• **Required work**
In the excerpt about light electric vehicles, where is the battery tunnel placed?

• **Excerpt provided**
Wear that cannot be completely prevented, such as abrasion of tyres and brakes, is comparatively easy to remedy, thanks to good accessibility to the rear and front axles, compared with conventional passenger cars. The vehicle structure of CC III is improved by industrial design for better ergonomic accessibility to wearing parts. The LEV can be maintained by conventionally equipped workshops for two-wheelers, like bicycle or motorcycles, due to the chosen 42 V powertrain system. The powertrain system can be found at the rear axle. Thanks to the demountable cover, this unit is directly accessible from inside the vehicle (Figure 4a) for maintenance and repair. Maintenance-free glass-fibre composite leaf springs are used at the front and rear, showing sufficient damping characteristics. The brake system and mechanical drive for steering are accessible when demounting the mudguards from the front wheels (Figure 4b).

In order to improve crash safety in case of side impacts, a battery tunnel is located under the driver seat transversely to the driving direction. The battery is housed in the transverse tunnel, which allows for a low floor in the passenger/cargo compartment. Access to the battery is given by a removable cover inside the rear compartment. By opening the battery compartment, the battery components are accessible ergonomically and in dry condition.

3. Comparative Environmental Impact Assessment of LEVs, EVs, and ICEVs

The comparative environmental impact assessment of all three types of vehicles is made on the premise of similar application requirements for all vehicles. These specifications are daily transport within a 100 km range in an urban area of (a) three persons (driver included) or (b) 250 kg of cargo. The comparison is made on existing life cycle inventory (LCI) databases for EVs and ICEVs, which rely on real vehicle data (e.g., conventional cars with transport capacity of four persons and 250 kg of cargo). For LEVs, a specific LCI was created based on the technical specifications (and, thus, materials) used to build the prototype of the LEV in a German facility for producing fibre composites.

Saved entries
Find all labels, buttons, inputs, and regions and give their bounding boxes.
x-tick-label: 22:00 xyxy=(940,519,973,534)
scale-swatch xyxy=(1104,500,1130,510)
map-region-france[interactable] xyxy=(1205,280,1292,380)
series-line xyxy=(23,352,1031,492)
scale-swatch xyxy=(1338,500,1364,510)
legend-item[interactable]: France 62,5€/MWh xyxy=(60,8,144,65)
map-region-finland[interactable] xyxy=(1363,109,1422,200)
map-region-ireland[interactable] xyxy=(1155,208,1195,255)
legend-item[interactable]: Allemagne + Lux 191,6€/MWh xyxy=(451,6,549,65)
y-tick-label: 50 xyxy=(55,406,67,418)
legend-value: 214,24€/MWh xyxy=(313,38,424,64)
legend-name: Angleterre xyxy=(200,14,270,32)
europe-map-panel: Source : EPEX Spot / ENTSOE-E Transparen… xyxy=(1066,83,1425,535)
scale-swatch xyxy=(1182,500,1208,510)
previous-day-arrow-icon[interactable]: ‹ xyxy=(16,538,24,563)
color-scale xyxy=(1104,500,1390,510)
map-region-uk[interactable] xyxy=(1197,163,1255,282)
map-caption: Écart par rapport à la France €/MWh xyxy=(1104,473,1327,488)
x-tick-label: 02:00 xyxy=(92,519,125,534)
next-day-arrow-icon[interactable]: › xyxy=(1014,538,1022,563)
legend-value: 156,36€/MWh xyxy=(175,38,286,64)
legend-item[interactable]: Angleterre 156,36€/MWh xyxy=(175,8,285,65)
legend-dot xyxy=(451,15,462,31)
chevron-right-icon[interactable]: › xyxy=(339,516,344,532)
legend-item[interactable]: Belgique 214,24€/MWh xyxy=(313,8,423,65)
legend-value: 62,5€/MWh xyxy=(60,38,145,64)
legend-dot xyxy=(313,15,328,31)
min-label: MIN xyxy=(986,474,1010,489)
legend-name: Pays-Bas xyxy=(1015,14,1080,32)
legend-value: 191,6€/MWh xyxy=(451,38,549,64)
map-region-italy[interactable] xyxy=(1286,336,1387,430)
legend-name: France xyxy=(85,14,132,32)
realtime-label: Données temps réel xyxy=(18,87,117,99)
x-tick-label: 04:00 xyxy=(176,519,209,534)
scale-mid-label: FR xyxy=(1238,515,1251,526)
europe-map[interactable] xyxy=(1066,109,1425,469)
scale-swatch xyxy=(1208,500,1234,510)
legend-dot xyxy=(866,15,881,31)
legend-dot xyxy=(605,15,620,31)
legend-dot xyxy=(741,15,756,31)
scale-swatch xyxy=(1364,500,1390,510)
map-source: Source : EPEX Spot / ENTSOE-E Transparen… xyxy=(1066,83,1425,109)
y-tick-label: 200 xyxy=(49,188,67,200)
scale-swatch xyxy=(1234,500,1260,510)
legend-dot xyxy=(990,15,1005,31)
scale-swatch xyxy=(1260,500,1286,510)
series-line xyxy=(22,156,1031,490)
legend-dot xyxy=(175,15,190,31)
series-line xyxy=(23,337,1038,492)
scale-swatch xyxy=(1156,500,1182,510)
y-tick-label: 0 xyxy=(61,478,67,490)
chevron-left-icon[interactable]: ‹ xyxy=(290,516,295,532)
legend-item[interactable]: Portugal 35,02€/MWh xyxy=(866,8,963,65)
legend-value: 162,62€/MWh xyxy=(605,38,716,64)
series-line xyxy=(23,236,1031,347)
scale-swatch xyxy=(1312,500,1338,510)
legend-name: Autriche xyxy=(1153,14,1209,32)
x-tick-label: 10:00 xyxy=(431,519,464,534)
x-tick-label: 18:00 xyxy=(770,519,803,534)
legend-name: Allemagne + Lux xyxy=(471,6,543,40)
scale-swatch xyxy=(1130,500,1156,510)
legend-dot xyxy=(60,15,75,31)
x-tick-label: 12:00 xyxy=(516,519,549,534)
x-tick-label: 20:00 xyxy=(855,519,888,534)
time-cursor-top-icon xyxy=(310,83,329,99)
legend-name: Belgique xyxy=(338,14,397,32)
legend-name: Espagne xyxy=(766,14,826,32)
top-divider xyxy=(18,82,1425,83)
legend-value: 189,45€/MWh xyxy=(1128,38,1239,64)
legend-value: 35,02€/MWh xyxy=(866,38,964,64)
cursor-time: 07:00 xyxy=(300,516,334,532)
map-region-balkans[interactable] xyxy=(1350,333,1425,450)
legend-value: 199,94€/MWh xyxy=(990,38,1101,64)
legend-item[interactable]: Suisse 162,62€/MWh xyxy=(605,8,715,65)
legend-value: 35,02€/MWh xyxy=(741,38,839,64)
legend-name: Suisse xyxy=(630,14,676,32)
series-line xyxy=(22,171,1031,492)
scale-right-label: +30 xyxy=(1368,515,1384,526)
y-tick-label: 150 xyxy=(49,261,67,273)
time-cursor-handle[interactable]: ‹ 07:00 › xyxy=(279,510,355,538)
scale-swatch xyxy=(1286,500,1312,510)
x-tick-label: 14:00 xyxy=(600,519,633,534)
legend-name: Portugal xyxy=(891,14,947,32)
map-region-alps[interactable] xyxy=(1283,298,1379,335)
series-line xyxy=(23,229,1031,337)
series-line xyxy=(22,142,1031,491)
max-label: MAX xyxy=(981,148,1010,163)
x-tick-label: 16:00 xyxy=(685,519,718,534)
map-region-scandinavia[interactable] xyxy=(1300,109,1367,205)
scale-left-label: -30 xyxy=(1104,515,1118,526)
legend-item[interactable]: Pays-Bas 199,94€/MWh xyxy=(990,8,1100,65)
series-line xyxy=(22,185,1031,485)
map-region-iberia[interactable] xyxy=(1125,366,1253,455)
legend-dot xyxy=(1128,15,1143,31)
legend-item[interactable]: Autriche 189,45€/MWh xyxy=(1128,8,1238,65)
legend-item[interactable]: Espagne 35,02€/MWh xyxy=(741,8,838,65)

• **Answer to the exercise**
Under the driver seat, running crosswise to the driving direction.